## Written request
Can you copy the lines from the one that contains "Transcribe the text in this document." through the end of the material below, exactly and with nothing else?

## Data supplied
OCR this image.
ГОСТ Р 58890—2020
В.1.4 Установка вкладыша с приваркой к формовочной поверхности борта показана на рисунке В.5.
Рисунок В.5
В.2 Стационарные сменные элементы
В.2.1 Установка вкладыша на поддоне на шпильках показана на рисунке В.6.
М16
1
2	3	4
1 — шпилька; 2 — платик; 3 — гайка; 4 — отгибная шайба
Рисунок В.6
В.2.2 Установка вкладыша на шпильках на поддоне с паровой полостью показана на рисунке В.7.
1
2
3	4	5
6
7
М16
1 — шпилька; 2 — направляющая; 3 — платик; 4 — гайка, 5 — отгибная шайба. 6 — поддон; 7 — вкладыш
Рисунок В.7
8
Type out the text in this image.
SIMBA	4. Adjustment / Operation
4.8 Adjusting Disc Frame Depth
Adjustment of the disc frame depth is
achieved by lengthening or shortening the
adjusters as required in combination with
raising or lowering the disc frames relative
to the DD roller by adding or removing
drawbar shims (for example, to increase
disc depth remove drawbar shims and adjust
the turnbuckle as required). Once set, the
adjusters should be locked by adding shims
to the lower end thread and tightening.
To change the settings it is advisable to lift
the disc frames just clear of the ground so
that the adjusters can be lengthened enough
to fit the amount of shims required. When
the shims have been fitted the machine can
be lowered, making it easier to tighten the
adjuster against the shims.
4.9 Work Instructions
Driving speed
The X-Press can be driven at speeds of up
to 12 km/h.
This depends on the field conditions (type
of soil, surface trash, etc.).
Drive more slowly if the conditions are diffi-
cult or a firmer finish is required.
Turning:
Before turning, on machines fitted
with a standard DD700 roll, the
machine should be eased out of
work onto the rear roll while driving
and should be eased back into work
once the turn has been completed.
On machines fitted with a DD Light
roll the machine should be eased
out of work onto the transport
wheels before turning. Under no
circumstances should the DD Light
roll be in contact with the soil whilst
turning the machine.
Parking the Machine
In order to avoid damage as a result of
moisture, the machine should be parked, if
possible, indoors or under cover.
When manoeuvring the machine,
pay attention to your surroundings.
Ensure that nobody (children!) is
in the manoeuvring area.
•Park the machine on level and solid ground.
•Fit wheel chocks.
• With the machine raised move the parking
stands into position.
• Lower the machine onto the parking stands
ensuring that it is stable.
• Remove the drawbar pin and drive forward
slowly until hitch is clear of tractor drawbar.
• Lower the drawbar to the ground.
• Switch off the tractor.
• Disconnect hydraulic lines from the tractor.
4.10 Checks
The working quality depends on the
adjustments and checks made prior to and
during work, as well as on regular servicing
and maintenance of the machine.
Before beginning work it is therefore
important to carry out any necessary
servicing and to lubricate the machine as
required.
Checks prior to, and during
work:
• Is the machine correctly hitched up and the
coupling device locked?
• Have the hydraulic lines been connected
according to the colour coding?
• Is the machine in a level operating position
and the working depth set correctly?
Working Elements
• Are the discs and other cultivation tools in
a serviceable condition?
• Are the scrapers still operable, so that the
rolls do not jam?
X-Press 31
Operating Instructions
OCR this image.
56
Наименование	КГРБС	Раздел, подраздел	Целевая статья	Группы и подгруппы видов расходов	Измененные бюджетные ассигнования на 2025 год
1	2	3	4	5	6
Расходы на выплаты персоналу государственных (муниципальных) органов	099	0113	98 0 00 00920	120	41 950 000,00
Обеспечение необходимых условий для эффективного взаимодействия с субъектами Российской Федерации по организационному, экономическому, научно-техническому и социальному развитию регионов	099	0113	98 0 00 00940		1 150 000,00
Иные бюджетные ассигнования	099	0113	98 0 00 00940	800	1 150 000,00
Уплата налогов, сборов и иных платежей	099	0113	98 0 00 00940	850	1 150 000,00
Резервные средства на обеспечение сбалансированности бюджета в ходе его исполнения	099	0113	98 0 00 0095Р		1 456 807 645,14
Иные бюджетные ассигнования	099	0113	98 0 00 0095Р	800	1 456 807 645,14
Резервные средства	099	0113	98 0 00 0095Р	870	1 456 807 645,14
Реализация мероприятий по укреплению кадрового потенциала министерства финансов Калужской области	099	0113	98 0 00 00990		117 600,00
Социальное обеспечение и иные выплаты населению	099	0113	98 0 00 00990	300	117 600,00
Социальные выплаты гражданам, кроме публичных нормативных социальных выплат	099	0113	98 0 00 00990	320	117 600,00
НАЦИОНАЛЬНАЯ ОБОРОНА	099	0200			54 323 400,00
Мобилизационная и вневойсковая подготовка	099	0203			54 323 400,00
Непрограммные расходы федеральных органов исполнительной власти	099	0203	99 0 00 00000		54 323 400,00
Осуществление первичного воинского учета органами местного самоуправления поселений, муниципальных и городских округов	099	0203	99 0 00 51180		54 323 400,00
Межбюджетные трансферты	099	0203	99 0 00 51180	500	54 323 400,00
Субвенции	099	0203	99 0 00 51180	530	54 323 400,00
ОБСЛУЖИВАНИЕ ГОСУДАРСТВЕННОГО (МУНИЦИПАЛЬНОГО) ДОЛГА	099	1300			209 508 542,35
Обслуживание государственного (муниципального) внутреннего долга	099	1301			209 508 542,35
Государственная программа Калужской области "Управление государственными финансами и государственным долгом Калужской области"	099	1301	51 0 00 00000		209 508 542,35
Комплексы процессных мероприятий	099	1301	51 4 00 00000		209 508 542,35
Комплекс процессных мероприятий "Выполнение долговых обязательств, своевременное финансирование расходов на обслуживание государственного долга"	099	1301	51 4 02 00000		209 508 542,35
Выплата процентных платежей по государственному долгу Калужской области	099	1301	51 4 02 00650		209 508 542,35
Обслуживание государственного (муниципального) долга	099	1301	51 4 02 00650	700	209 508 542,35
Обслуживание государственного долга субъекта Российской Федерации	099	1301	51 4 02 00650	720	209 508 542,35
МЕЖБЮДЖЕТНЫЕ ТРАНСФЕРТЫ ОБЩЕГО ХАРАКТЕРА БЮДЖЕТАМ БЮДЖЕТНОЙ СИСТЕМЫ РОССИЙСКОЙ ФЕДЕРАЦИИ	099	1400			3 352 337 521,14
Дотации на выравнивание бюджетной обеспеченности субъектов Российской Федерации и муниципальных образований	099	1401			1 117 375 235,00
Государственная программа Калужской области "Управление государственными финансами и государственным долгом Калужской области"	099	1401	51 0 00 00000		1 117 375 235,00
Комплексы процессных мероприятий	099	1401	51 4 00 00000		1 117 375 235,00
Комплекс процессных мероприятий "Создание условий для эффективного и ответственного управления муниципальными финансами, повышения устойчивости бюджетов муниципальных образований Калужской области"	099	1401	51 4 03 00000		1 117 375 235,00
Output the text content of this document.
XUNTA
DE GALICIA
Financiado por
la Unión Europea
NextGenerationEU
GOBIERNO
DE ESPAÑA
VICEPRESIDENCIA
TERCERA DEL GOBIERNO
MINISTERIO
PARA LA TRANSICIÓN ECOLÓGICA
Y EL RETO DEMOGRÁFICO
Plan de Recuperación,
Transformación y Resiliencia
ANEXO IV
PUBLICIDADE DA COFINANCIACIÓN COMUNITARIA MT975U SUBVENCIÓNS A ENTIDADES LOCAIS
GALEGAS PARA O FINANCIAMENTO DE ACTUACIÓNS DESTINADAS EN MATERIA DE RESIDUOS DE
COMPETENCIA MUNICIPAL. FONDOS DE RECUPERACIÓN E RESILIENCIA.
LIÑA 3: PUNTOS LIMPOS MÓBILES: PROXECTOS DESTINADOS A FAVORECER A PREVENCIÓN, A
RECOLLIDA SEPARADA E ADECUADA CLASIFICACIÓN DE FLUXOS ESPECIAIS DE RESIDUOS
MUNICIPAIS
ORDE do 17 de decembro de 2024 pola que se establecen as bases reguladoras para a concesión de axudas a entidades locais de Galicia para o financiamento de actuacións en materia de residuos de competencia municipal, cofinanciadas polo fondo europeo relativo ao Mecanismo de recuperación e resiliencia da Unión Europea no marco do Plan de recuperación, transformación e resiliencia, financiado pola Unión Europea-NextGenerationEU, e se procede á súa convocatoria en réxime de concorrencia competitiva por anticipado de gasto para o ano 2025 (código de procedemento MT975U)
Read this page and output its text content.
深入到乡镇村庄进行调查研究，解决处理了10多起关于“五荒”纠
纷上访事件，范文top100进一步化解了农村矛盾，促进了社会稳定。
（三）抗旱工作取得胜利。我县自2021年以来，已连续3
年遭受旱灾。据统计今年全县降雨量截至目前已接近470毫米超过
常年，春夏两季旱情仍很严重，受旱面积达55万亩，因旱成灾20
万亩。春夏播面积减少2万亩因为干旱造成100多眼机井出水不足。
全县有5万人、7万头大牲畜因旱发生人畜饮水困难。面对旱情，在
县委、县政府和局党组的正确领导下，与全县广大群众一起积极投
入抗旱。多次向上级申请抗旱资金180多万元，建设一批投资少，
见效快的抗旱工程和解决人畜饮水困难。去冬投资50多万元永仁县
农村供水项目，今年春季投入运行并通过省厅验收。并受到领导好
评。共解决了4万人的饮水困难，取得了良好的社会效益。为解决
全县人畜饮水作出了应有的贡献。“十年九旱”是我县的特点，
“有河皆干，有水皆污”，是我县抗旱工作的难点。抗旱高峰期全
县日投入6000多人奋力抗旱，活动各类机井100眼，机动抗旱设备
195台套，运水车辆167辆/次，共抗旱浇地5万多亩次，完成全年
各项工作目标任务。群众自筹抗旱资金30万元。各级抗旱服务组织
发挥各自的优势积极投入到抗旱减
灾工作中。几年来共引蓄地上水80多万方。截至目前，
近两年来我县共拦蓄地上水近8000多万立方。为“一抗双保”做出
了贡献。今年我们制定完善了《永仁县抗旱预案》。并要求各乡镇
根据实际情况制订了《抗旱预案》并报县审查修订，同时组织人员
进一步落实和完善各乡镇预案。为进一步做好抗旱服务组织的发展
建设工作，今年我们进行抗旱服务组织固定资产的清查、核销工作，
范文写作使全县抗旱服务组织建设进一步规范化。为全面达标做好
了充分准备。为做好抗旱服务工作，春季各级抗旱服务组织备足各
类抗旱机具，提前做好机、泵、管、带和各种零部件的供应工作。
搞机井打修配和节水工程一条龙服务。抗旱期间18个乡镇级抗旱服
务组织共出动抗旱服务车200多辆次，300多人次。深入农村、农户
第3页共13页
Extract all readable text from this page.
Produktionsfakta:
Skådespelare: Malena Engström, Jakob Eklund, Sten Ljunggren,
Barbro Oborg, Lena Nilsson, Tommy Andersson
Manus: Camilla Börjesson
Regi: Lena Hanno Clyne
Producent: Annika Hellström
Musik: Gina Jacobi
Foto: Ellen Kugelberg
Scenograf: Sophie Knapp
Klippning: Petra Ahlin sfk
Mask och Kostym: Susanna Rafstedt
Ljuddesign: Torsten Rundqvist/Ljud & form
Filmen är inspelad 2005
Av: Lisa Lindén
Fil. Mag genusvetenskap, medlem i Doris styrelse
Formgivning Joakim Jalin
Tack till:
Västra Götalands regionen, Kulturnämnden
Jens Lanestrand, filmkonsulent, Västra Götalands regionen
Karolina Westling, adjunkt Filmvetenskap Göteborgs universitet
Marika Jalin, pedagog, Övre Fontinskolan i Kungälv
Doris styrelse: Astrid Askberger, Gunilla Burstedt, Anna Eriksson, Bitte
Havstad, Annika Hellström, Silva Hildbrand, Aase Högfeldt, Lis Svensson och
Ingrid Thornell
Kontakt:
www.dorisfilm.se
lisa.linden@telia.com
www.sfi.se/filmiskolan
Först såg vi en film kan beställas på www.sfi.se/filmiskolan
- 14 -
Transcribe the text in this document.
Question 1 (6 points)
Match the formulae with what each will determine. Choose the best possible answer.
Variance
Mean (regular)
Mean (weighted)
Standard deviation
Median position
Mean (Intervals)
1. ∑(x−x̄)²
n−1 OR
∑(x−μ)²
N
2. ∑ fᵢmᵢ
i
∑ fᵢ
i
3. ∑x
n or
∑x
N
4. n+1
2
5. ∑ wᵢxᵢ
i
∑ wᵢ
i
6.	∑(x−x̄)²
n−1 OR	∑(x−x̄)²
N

## Answer to this task
Transcribe the text in this document.
Question 1 (6 points)
Match the formulae with what each will determine. Choose the best possible answer.
Variance
Mean (regular)
Mean (weighted)
Standard deviation
Median position
Mean (Intervals)
1. ∑(x−x̄)²
n−1 OR
∑(x−μ)²
N
2. ∑ fᵢmᵢ
i
∑ fᵢ
i
3. ∑x
n or
∑x
N
4. n+1
2
5. ∑ wᵢxᵢ
i
∑ wᵢ
i
6.	∑(x−x̄)²
n−1 OR	∑(x−x̄)²
N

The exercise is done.